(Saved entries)
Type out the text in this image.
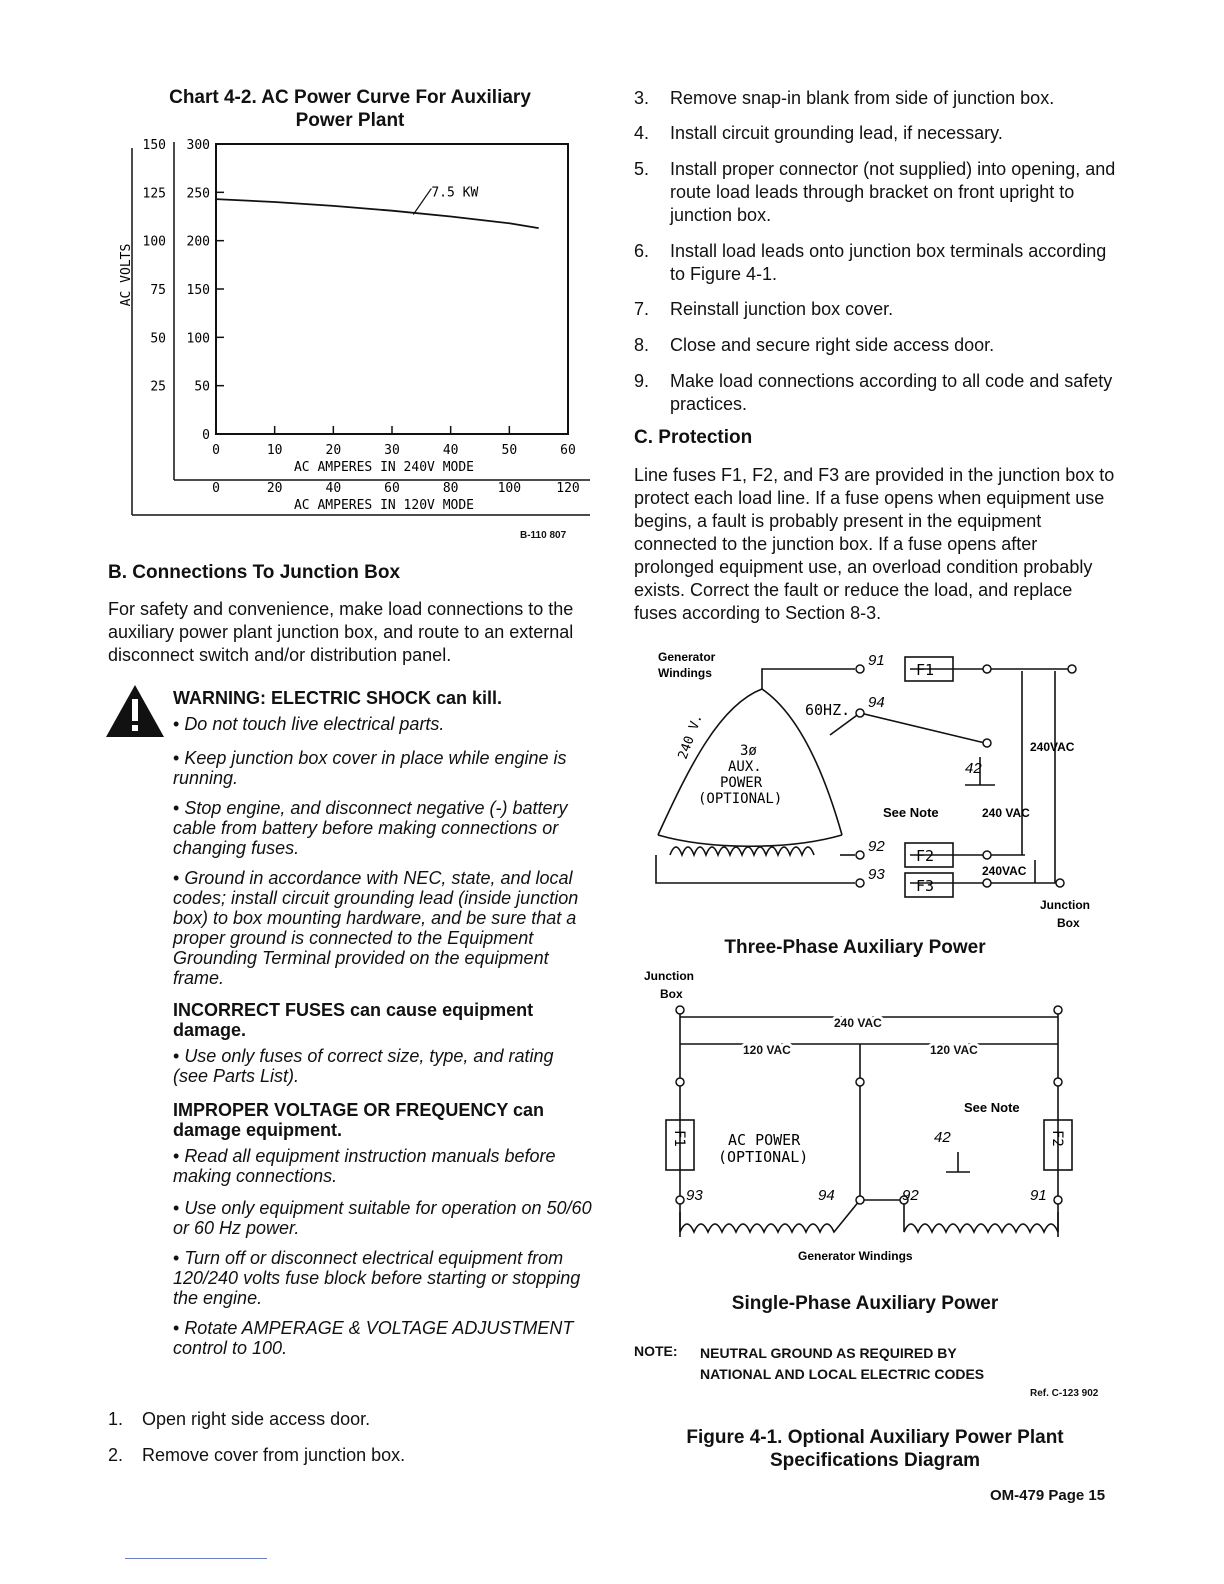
Chart 4-2. AC Power Curve For Auxiliary
Power Plant
AC VOLTS
0
50
100
150
200
250
300
25
50
75
100
125
150
0	10	20	30	40	50	60
0	20	40	60	80	100	120
AC AMPERES IN 240V MODE
AC AMPERES IN 120V MODE
7.5 KW
B-110 807
B. Connections To Junction Box
For safety and convenience, make load connections to the auxiliary power plant junction box, and route to an external disconnect switch and/or distribution panel.
WARNING: ELECTRIC SHOCK can kill.
• Do not touch live electrical parts.
• Keep junction box cover in place while engine is running.
• Stop engine, and disconnect negative (-) battery cable from battery before making connections or changing fuses.
• Ground in accordance with NEC, state, and local codes; install circuit grounding lead (inside junction box) to box mounting hardware, and be sure that a proper ground is connected to the Equipment Grounding Terminal provided on the equipment frame.
INCORRECT FUSES can cause equipment damage.
• Use only fuses of correct size, type, and rating (see Parts List).
IMPROPER VOLTAGE OR FREQUENCY can damage equipment.
• Read all equipment instruction manuals before making connections.
• Use only equipment suitable for operation on 50/60 or 60 Hz power.
• Turn off or disconnect electrical equipment from 120/240 volts fuse block before starting or stopping the engine.
• Rotate AMPERAGE & VOLTAGE ADJUSTMENT control to 100.
1. Open right side access door.
2. Remove cover from junction box.
3. Remove snap-in blank from side of junction box.
4. Install circuit grounding lead, if necessary.
5. Install proper connector (not supplied) into opening, and route load leads through bracket on front upright to junction box.
6. Install load leads onto junction box terminals according to Figure 4-1.
7. Reinstall junction box cover.
8. Close and secure right side access door.
9. Make load connections according to all code and safety practices.
C. Protection
Line fuses F1, F2, and F3 are provided in the junction box to protect each load line. If a fuse opens when equipment use begins, a fault is probably present in the equipment connected to the junction box. If a fuse opens after prolonged equipment use, an overload condition probably exists. Correct the fault or reduce the load, and replace fuses according to Section 8-3.
Generator
Windings
60HZ.
240 V. 3ø
AUX.
POWER
(OPTIONAL)
See Note
91
94
42
92
93
F1
F2
F3
240VAC
240 VAC
240VAC
Junction
Box
Three-Phase Auxiliary Power
Junction
Box
240 VAC
120 VAC	120 VAC
See Note
AC POWER
(OPTIONAL)
42
93	94	92	91
F1	F2
Generator Windings
Single-Phase Auxiliary Power
NOTE: NEUTRAL GROUND AS REQUIRED BY
NATIONAL AND LOCAL ELECTRIC CODES
Ref. C-123 902
Figure 4-1. Optional Auxiliary Power Plant
Specifications Diagram
OM-479 Page 15
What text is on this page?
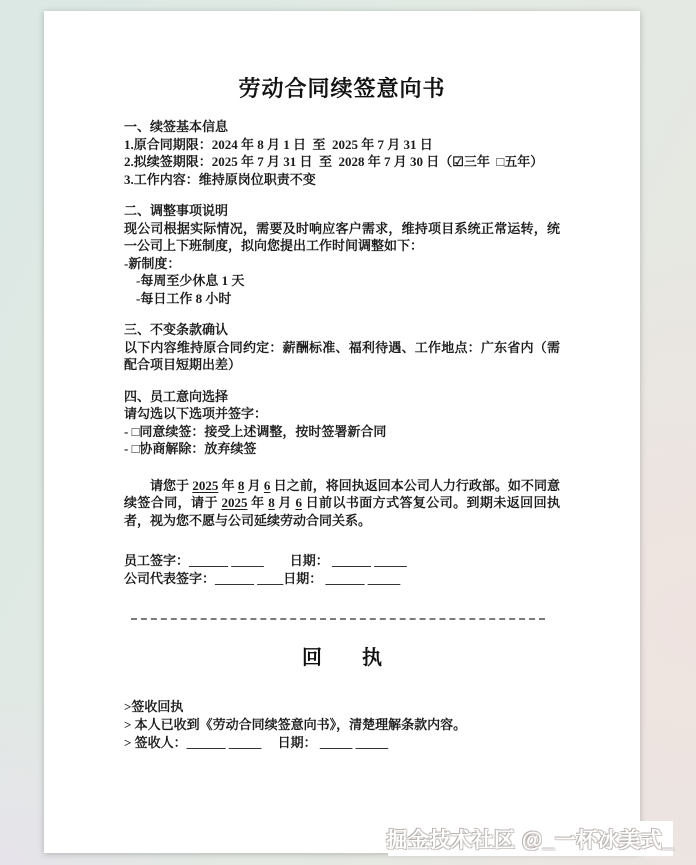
劳动合同续签意向书
一、续签基本信息
1.原合同期限：2024 年 8 月 1 日  至  2025 年 7 月 31 日
2.拟续签期限：2025 年 7 月 31 日  至  2028 年 7 月 30 日（☑三年  □五年）
3.工作内容：维持原岗位职责不变
二、调整事项说明

现公司根据实际情况，需要及时响应客户需求，维持项目系统正常运转，统一公司上下班制度，拟向您提出工作时间调整如下：

-新制度：
-每周至少休息 1 天
-每日工作 8 小时
三、不变条款确认

以下内容维持原合同约定：薪酬标准、福利待遇、工作地点：广东省内（需配合项目短期出差）

四、员工意向选择
请勾选以下选项并签字：
- □同意续签：接受上述调整，按时签署新合同
- □协商解除：放弃续签

请您于 2025 年 8 月 6 日之前，将回执返回本公司人力行政部。如不同意续签合同，请于 2025 年 8 月 6 日前以书面方式答复公司。到期未返回回执者，视为您不愿与公司延续劳动合同关系。

员工签字：______ _____　　日期： ______ _____
公司代表签字：______ ____日期： ______ _____
回　　执
>签收回执
> 本人已收到《劳动合同续签意向书》，清楚理解条款内容。
> 签收人：______ _____　 日期： _____ _____
掘金技术社区 @_一杯冰美式_
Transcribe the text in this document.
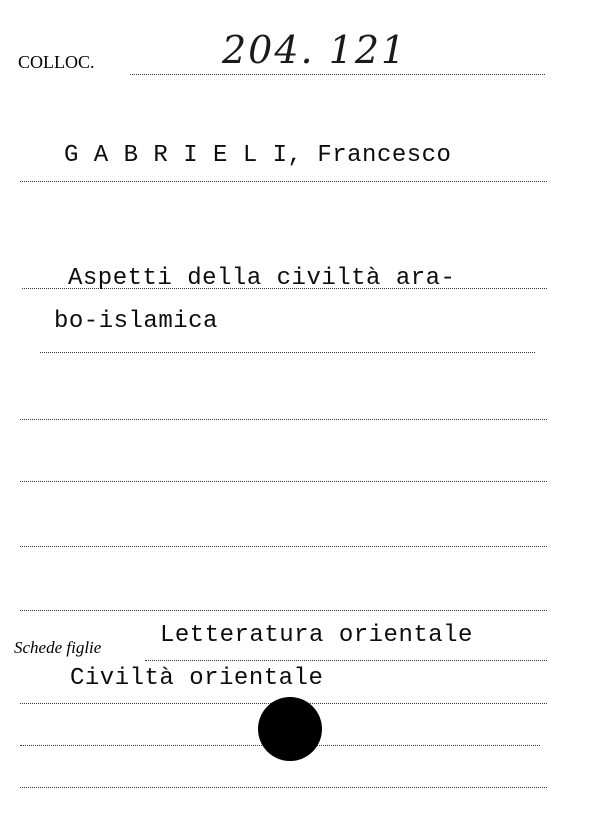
COLLOC.	204. 121
G A B R I E L I, Francesco
Aspetti della civiltà ara-
bo-islamica
Schede figlie Letteratura orientale
Civiltà orientale
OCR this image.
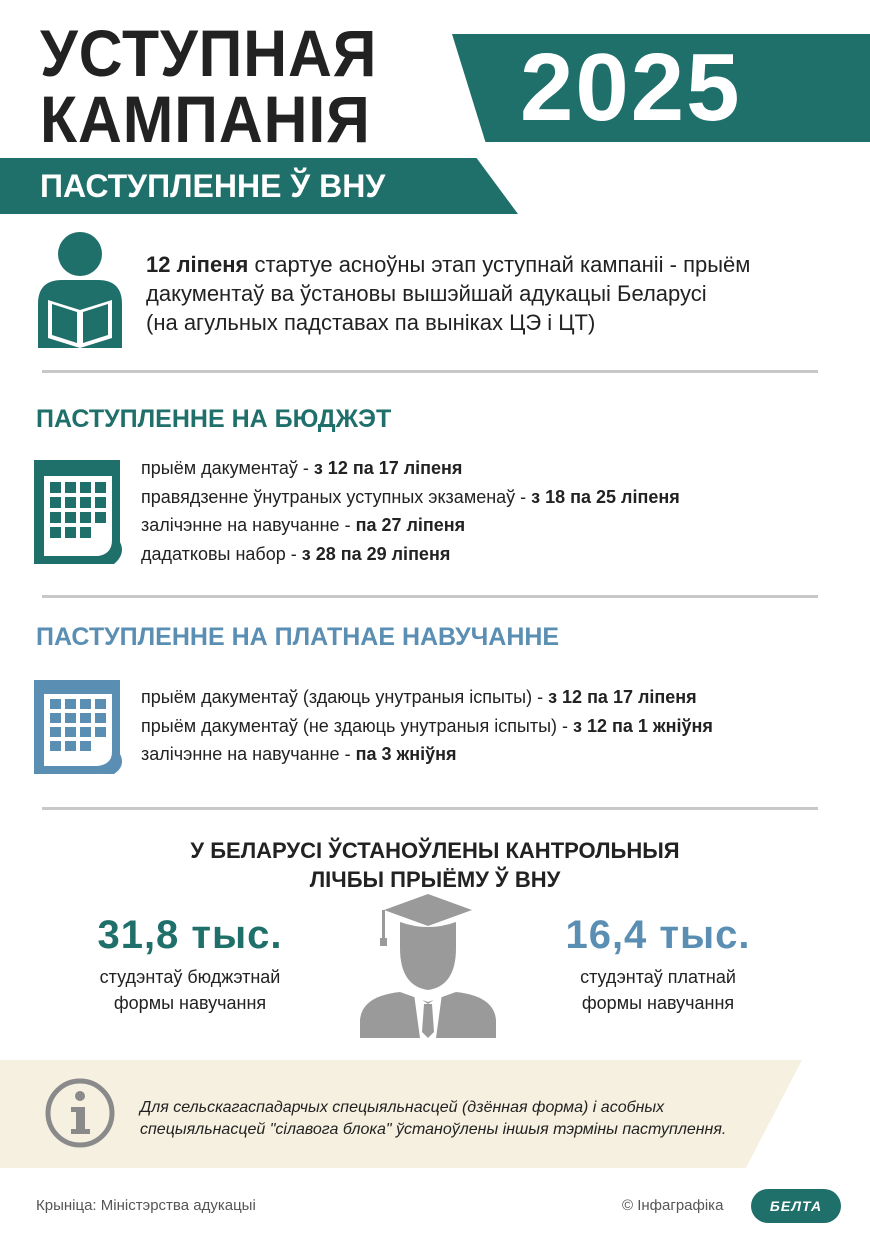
УСТУПНАЯ
КАМПАНІЯ 2025
ПАСТУПЛЕННЕ Ў ВНУ
12 ліпеня стартуе асноўны этап уступнай кампаніі - прыём
дакументаў ва ўстановы вышэйшай адукацыі Беларусі
(на агульных падставах па выніках ЦЭ і ЦТ)
ПАСТУПЛЕННЕ НА БЮДЖЭТ
прыём дакументаў - з 12 па 17 ліпеня
правядзенне ўнутраных уступных экзаменаў - з 18 па 25 ліпеня
залічэнне на навучанне - па 27 ліпеня
дадатковы набор - з 28 па 29 ліпеня
ПАСТУПЛЕННЕ НА ПЛАТНАЕ НАВУЧАННЕ
прыём дакументаў (здаюць унутраныя іспыты) - з 12 па 17 ліпеня
прыём дакументаў (не здаюць унутраныя іспыты) - з 12 па 1 жніўня
залічэнне на навучанне - па 3 жніўня
У БЕЛАРУСІ ЎСТАНОЎЛЕНЫ КАНТРОЛЬНЫЯ
ЛІЧБЫ ПРЫЁМУ Ў ВНУ
31,8 тыс.
студэнтаў бюджэтнай
формы навучання
16,4 тыс.
студэнтаў платнай
формы навучання
Для сельскагаспадарчых спецыяльнасцей (дзённая форма) і асобных
спецыяльнасцей "сілавога блока" ўстаноўлены іншыя тэрміны паступлення.
Крыніца: Міністэрства адукацыі	© Інфаграфіка	БЕЛТА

- Given task:
Quote each line of the listing exactly, but leave the pictures out.

- Final answer:
Type out the text in this image.
Chart 4-2. AC Power Curve For Auxiliary
Power Plant
AC VOLTS
0
50
100
150
200
250
300
25
50
75
100
125
150
0	10	20	30	40	50	60
0	20	40	60	80	100	120
AC AMPERES IN 240V MODE
AC AMPERES IN 120V MODE
7.5 KW
B-110 807
B. Connections To Junction Box
For safety and convenience, make load connections to the auxiliary power plant junction box, and route to an external disconnect switch and/or distribution panel.
WARNING: ELECTRIC SHOCK can kill.
• Do not touch live electrical parts.
• Keep junction box cover in place while engine is running.
• Stop engine, and disconnect negative (-) battery cable from battery before making connections or changing fuses.
• Ground in accordance with NEC, state, and local codes; install circuit grounding lead (inside junction box) to box mounting hardware, and be sure that a proper ground is connected to the Equipment Grounding Terminal provided on the equipment frame.
INCORRECT FUSES can cause equipment damage.
• Use only fuses of correct size, type, and rating (see Parts List).
IMPROPER VOLTAGE OR FREQUENCY can damage equipment.
• Read all equipment instruction manuals before making connections.
• Use only equipment suitable for operation on 50/60 or 60 Hz power.
• Turn off or disconnect electrical equipment from 120/240 volts fuse block before starting or stopping the engine.
• Rotate AMPERAGE & VOLTAGE ADJUSTMENT control to 100.
1. Open right side access door.
2. Remove cover from junction box.
3. Remove snap-in blank from side of junction box.
4. Install circuit grounding lead, if necessary.
5. Install proper connector (not supplied) into opening, and route load leads through bracket on front upright to junction box.
6. Install load leads onto junction box terminals according to Figure 4-1.
7. Reinstall junction box cover.
8. Close and secure right side access door.
9. Make load connections according to all code and safety practices.
C. Protection
Line fuses F1, F2, and F3 are provided in the junction box to protect each load line. If a fuse opens when equipment use begins, a fault is probably present in the equipment connected to the junction box. If a fuse opens after prolonged equipment use, an overload condition probably exists. Correct the fault or reduce the load, and replace fuses according to Section 8-3.
Generator
Windings
60HZ.
240 V. 3ø
AUX.
POWER
(OPTIONAL)
See Note
91
94
42
92
93
F1
F2
F3
240VAC
240 VAC
240VAC
Junction
Box
Three-Phase Auxiliary Power
Junction
Box
240 VAC
120 VAC	120 VAC
See Note
AC POWER
(OPTIONAL)
42
93	94	92	91
F1	F2
Generator Windings
Single-Phase Auxiliary Power
NOTE: NEUTRAL GROUND AS REQUIRED BY
NATIONAL AND LOCAL ELECTRIC CODES
Ref. C-123 902
Figure 4-1. Optional Auxiliary Power Plant
Specifications Diagram
OM-479 Page 15
What text is on this page?
劳动合同续签意向书
一、续签基本信息
1.原合同期限：2024 年 8 月 1 日  至  2025 年 7 月 31 日
2.拟续签期限：2025 年 7 月 31 日  至  2028 年 7 月 30 日（☑三年  □五年）
3.工作内容：维持原岗位职责不变
二、调整事项说明

现公司根据实际情况，需要及时响应客户需求，维持项目系统正常运转，统一公司上下班制度，拟向您提出工作时间调整如下：

-新制度：
-每周至少休息 1 天
-每日工作 8 小时
三、不变条款确认

以下内容维持原合同约定：薪酬标准、福利待遇、工作地点：广东省内（需配合项目短期出差）

四、员工意向选择
请勾选以下选项并签字：
- □同意续签：接受上述调整，按时签署新合同
- □协商解除：放弃续签

请您于 2025 年 8 月 6 日之前，将回执返回本公司人力行政部。如不同意续签合同，请于 2025 年 8 月 6 日前以书面方式答复公司。到期未返回回执者，视为您不愿与公司延续劳动合同关系。

员工签字：______ _____　　日期： ______ _____
公司代表签字：______ ____日期： ______ _____
回　　执
>签收回执
> 本人已收到《劳动合同续签意向书》，清楚理解条款内容。
> 签收人：______ _____　 日期： _____ _____
掘金技术社区 @_一杯冰美式_
Transcribe the text in this document.
COLLOC.	204. 121
G A B R I E L I, Francesco
Aspetti della civiltà ara-
bo-islamica
Schede figlie Letteratura orientale
Civiltà orientale
OCR this image.
УСТУПНАЯ
КАМПАНІЯ 2025
ПАСТУПЛЕННЕ Ў ВНУ
12 ліпеня стартуе асноўны этап уступнай кампаніі - прыём
дакументаў ва ўстановы вышэйшай адукацыі Беларусі
(на агульных падставах па выніках ЦЭ і ЦТ)
ПАСТУПЛЕННЕ НА БЮДЖЭТ
прыём дакументаў - з 12 па 17 ліпеня
правядзенне ўнутраных уступных экзаменаў - з 18 па 25 ліпеня
залічэнне на навучанне - па 27 ліпеня
дадатковы набор - з 28 па 29 ліпеня
ПАСТУПЛЕННЕ НА ПЛАТНАЕ НАВУЧАННЕ
прыём дакументаў (здаюць унутраныя іспыты) - з 12 па 17 ліпеня
прыём дакументаў (не здаюць унутраныя іспыты) - з 12 па 1 жніўня
залічэнне на навучанне - па 3 жніўня
У БЕЛАРУСІ ЎСТАНОЎЛЕНЫ КАНТРОЛЬНЫЯ
ЛІЧБЫ ПРЫЁМУ Ў ВНУ
31,8 тыс.
студэнтаў бюджэтнай
формы навучання
16,4 тыс.
студэнтаў платнай
формы навучання
Для сельскагаспадарчых спецыяльнасцей (дзённая форма) і асобных
спецыяльнасцей "сілавога блока" ўстаноўлены іншыя тэрміны паступлення.
Крыніца: Міністэрства адукацыі	© Інфаграфіка	БЕЛТА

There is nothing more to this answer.